### TEXTO SELECCIONADO

________

Desde hace varias décadas los economistas identificaron un dilema fundamental en la arquitectura de las finanzas internacionales, al que denominan la ?trinidad irreconciliable? o la ?trinidad imposible?. Recibe estos nombres porque hay tres objetivos de política económica que son imposibles de lograr al mismo tiempo.
El primer objetivo que puede buscar un país es retener la independencia de su política monetaria, esto es, quiere estar en posibilidad de reducir las tasas de interés para luchar contra las recesiones, y elevarlas para atacar la inflación. El segundo objetivo es que le gustaría tener un tipo de cambio más o menos estable, esto es, evitar fluctuaciones erráticas en el valor de su moneda respecto a otras monedas, para no afectar negativamente las decisiones de gasto e inversión de sus agentes económicos. El tercer objetivo de política es contar con una convertibilidad total con el exterior, esto es, las autoridades desean asegurarle a las empresas y las personas que el dinero puede entrar y salir libremente del país, para aprovechar los beneficios del capital externo y evitar las oportunidades de corrupción que, inevitablemente, se asocian con cualquier intento de limitar el movimiento de capital.
Los países sólo pueden alcanzar, a lo más, dos de esos objetivos. Esto los obliga a elegir entre dos regímenes cambiarios: primero, un tipo de cambio flexible, que permite una apertura completa de las transacciones internacionales y deja al gobierno en libertad de usar su política monetaria, pero que implica renunciar a la estabilidad cambiaria; segundo, un tipo de cambio fijo, que compra la estabilidad a costa de la independencia monetaria, dejando en manos de las políticas públicas de otros países el destino de las variables monetarias internas.
Algunos añadirían una tercera opción, con un sistema de controles de capital, que permite algo de estabilidad cambiaria y algo de independencia monetaria, pero que no logra por completo ninguna de ellas y crea, además, otros problemas para la economía, como lo vivió Tailandia a principios de este año.
El ejemplo de Tailandia es interesante, porque desde hace años dejó flotar más o menos libremente su moneda, pero la entrada masiva de capitales en 2006 propicio una apreciación del Bath frente al dólar de más de 16 por ciento, por lo que su banco central se asustó a fines de diciembre y decidió imponer un impuesto a las entradas de inversión de cartera en los primeros días de enero. La decisión se revirtió muy pronto, ante la caída de 15 por ciento en un día en su bolsa de valores.

________

### EJERCICIOS
1: Según el texto sobre la trinidad imposible, ¿cuánto cayó en un día la bolsa de valores de Tailandia?
2: Transcribe del texto sobre la trinidad imposible el pasaje que empieza en las palabras "Los países sólo" y termina después de "de este año.".
Para resolver los ejercicios, consulta solamente el texto sobre la trinidad imposible.

### DATOS EXTRAÍDOS
________

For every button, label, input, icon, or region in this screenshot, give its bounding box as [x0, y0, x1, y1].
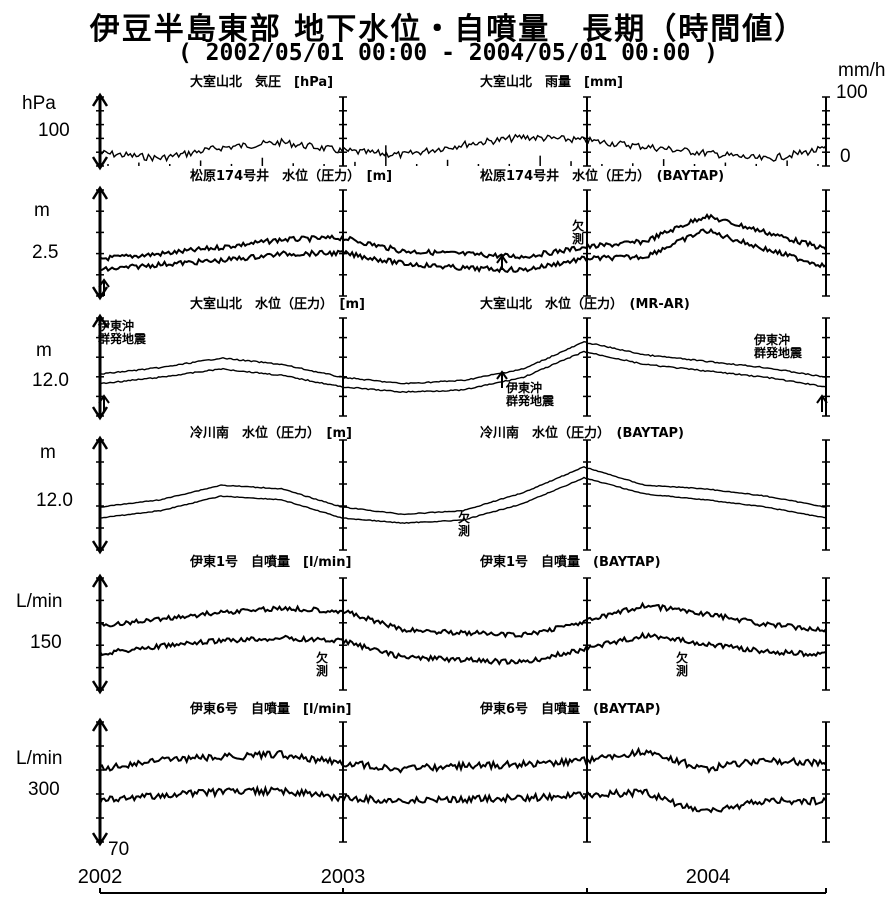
annotation-text: 欠測 — [676, 650, 688, 678]
year-label: 2003 — [321, 866, 366, 888]
tick-label-left: 100 — [38, 120, 70, 141]
axis-arrow-down — [91, 832, 109, 847]
series-line — [99, 631, 827, 666]
panel-label: 大室山北 水位（圧力） [m] — [190, 296, 365, 312]
chart-title: 伊豆半島東部 地下水位・自噴量 長期（時間値） — [89, 12, 807, 47]
axis-arrow-up — [91, 573, 109, 588]
tick-label-left: 12.0 — [32, 370, 69, 391]
event-arrow-head — [496, 370, 508, 380]
series-line — [99, 601, 827, 639]
unit-label-left: hPa — [22, 93, 56, 114]
annotation-text: 欠測 — [458, 510, 470, 538]
tick-label-left: 2.5 — [32, 242, 58, 263]
panel-label: 伊東1号 自噴量 [l/min] — [189, 554, 351, 570]
series-line — [99, 476, 827, 525]
annotation-text: 伊東沖群発地震 — [97, 318, 147, 346]
axis-arrow-up — [91, 92, 109, 107]
series-line — [100, 746, 827, 774]
year-label: 2002 — [78, 866, 123, 888]
panel-label: 冷川南 水位（圧力） [m] — [190, 425, 352, 441]
unit-label-right: mm/h — [838, 60, 886, 81]
series-line — [99, 784, 827, 814]
tick-label-left: 70 — [108, 839, 129, 860]
axis-arrow-up — [91, 313, 109, 328]
series-line — [99, 212, 827, 262]
tick-label-right: 100 — [836, 82, 868, 103]
axis-arrow-down — [91, 540, 109, 555]
event-arrow-head — [98, 394, 110, 404]
panel-label: 松原174号井 水位（圧力） [m] — [190, 168, 392, 184]
unit-label-left: m — [40, 442, 56, 463]
panel-label: 伊東6号 自噴量 (BAYTAP) — [479, 701, 661, 717]
event-arrow-head — [816, 394, 828, 404]
axis-arrow-up — [91, 717, 109, 732]
annotation-text: 伊東沖群発地震 — [753, 332, 803, 360]
series-line — [99, 466, 827, 516]
event-arrow-head — [98, 278, 110, 288]
event-arrow-head — [496, 254, 508, 264]
axis-arrow-up — [91, 185, 109, 200]
year-label: 2004 — [686, 866, 731, 888]
axis-arrow-up — [91, 435, 109, 450]
series-line — [99, 350, 827, 394]
tick-label-left: 150 — [30, 632, 62, 653]
series-line — [99, 133, 827, 163]
panel-label: 伊東1号 自噴量 (BAYTAP) — [479, 554, 661, 570]
panel-label: 松原174号井 水位（圧力） (BAYTAP) — [480, 168, 724, 184]
panel-label: 大室山北 気圧 [hPa] — [190, 74, 333, 90]
panel-label: 伊東6号 自噴量 [l/min] — [189, 701, 351, 717]
annotation-text: 伊東沖群発地震 — [505, 380, 555, 408]
unit-label-left: L/min — [16, 748, 62, 769]
axis-arrow-down — [91, 156, 109, 171]
series-line — [99, 227, 827, 274]
unit-label-left: L/min — [16, 591, 62, 612]
annotation-text: 欠測 — [572, 218, 584, 246]
chart-subtitle: ( 2002/05/01 00:00 - 2004/05/01 00:00 ) — [177, 40, 719, 66]
tick-label-left: 12.0 — [36, 490, 73, 511]
tick-label-right: 0 — [840, 146, 851, 167]
unit-label-left: m — [36, 340, 52, 361]
series-line — [99, 340, 826, 385]
panel-label: 大室山北 水位（圧力） (MR-AR) — [480, 296, 690, 312]
panel-label: 冷川南 水位（圧力） (BAYTAP) — [480, 425, 684, 441]
annotation-text: 欠測 — [316, 650, 328, 678]
panel-label: 大室山北 雨量 [mm] — [480, 74, 623, 90]
tick-label-left: 300 — [28, 779, 60, 800]
axis-arrow-down — [91, 680, 109, 695]
unit-label-left: m — [34, 200, 50, 221]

________

### RESPUESTAS
1: Cayó 15 por ciento en un día.

2:
Los países sólo pueden alcanzar, a lo más, dos de esos objetivos. Esto los obliga a elegir entre dos regímenes cambiarios: primero, un tipo de cambio flexible, que permite una apertura completa de las transacciones internacionales y deja al gobierno en libertad de usar su política monetaria, pero que implica renunciar a la estabilidad cambiaria; segundo, un tipo de cambio fijo, que compra la estabilidad a costa de la independencia monetaria, dejando en manos de las políticas públicas de otros países el destino de las variables monetarias internas.
Algunos añadirían una tercera opción, con un sistema de controles de capital, que permite algo de estabilidad cambiaria y algo de independencia monetaria, pero que no logra por completo ninguna de ellas y crea, además, otros problemas para la economía, como lo vivió Tailandia a principios de este año.